WHAT NEEDS TO BE DONE
Reproduce every line of the records below without any changes.
** BEGIN RECORDS FOR THE TASK **
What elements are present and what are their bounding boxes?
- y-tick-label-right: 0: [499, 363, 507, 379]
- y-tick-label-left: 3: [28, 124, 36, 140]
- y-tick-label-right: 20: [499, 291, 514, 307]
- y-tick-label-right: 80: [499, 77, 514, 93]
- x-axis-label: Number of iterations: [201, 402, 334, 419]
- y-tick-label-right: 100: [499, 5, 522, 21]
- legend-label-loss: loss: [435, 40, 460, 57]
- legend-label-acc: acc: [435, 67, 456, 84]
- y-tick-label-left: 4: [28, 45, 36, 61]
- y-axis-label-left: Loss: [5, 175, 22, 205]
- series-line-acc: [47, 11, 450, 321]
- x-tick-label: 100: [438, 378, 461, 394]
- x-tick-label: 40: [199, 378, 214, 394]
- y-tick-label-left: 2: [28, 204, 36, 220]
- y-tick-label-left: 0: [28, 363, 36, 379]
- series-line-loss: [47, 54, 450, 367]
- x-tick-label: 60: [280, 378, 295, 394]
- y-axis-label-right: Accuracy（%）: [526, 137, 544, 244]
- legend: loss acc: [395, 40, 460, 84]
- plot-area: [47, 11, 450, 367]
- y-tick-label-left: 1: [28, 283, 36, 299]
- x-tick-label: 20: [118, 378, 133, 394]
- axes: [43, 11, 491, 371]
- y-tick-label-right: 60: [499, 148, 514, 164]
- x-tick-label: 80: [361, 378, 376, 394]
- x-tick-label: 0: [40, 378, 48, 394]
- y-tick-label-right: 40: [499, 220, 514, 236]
** END RECORDS FOR THE TASK **
EXERCISE RESPONSE
What elements are present and what are their bounding boxes?
- y-tick-label-right: 0: [499, 363, 507, 379]
- y-tick-label-left: 3: [28, 124, 36, 140]
- y-tick-label-right: 20: [499, 291, 514, 307]
- y-tick-label-right: 80: [499, 77, 514, 93]
- x-axis-label: Number of iterations: [201, 402, 334, 419]
- y-tick-label-right: 100: [499, 5, 522, 21]
- legend-label-loss: loss: [435, 40, 460, 57]
- legend-label-acc: acc: [435, 67, 456, 84]
- y-tick-label-left: 4: [28, 45, 36, 61]
- y-axis-label-left: Loss: [5, 175, 22, 205]
- series-line-acc: [47, 11, 450, 321]
- x-tick-label: 100: [438, 378, 461, 394]
- x-tick-label: 40: [199, 378, 214, 394]
- y-tick-label-left: 2: [28, 204, 36, 220]
- y-tick-label-left: 0: [28, 363, 36, 379]
- series-line-loss: [47, 54, 450, 367]
- x-tick-label: 60: [280, 378, 295, 394]
- y-axis-label-right: Accuracy（%）: [526, 137, 544, 244]
- legend: loss acc: [395, 40, 460, 84]
- plot-area: [47, 11, 450, 367]
- y-tick-label-left: 1: [28, 283, 36, 299]
- x-tick-label: 20: [118, 378, 133, 394]
- axes: [43, 11, 491, 371]
- y-tick-label-right: 60: [499, 148, 514, 164]
- x-tick-label: 80: [361, 378, 376, 394]
- x-tick-label: 0: [40, 378, 48, 394]
- y-tick-label-right: 40: [499, 220, 514, 236]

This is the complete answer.